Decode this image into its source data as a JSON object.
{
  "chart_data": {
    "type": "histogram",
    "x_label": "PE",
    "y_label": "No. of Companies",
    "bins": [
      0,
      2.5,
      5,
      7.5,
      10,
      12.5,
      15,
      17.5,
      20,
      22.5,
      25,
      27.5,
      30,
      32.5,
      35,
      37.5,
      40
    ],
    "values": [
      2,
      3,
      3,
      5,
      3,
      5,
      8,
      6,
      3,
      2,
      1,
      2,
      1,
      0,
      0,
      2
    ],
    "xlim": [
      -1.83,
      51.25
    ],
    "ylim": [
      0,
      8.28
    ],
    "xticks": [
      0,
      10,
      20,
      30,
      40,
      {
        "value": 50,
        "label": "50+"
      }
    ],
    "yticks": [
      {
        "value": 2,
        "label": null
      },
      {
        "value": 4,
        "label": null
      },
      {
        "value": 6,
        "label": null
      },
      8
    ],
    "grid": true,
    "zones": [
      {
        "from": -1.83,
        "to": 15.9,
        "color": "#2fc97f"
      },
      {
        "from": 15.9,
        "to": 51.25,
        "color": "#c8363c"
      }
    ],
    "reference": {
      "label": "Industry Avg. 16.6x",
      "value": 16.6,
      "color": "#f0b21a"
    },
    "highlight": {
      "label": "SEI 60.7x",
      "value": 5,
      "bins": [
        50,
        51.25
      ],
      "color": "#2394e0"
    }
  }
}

────────────────

Filter the entries down to the lines with the word "color" in them.

        "color": "#2fc97f"
        "color": "#c8363c"
      "color": "#f0b21a"
      "color": "#2394e0"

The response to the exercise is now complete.